Dataset items:
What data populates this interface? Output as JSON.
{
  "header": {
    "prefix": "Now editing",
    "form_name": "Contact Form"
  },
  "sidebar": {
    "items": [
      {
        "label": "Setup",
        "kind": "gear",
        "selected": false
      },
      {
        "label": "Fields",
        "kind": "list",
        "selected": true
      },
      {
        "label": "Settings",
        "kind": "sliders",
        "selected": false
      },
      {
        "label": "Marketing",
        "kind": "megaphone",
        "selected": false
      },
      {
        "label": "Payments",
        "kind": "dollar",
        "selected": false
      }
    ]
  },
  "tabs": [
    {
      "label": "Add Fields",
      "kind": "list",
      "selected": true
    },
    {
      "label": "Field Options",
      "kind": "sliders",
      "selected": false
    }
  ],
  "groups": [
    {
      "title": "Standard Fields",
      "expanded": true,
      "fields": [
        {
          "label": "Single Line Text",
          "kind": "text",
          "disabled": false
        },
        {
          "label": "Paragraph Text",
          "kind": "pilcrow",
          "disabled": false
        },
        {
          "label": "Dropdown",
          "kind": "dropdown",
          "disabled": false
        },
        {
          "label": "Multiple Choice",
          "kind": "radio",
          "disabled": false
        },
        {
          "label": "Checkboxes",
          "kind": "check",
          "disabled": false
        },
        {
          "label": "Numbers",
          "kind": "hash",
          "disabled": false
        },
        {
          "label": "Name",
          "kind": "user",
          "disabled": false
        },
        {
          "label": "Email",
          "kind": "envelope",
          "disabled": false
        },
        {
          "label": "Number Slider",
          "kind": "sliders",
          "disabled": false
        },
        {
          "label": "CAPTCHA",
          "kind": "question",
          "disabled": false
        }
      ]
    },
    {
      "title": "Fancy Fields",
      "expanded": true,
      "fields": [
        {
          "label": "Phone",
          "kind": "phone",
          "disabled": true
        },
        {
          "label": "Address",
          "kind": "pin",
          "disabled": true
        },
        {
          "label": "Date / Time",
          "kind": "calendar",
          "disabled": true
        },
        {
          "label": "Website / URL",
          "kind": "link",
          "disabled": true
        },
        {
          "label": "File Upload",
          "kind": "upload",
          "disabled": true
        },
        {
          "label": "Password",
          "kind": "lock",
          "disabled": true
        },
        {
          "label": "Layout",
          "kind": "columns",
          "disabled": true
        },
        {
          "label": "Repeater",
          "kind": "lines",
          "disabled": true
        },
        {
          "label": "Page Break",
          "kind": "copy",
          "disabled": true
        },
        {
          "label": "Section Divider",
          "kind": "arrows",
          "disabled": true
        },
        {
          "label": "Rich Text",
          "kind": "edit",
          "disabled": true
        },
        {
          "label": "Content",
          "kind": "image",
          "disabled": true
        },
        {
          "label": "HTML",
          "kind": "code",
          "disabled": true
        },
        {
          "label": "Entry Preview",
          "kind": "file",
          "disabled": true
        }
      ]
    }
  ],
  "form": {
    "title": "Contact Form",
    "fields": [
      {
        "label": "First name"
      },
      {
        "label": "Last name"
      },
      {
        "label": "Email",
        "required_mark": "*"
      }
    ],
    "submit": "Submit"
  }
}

# What this task involves
Scan the material line by line and report each one that contains "sliders".

# Result below
        "kind": "sliders",
      "kind": "sliders",
          "kind": "sliders",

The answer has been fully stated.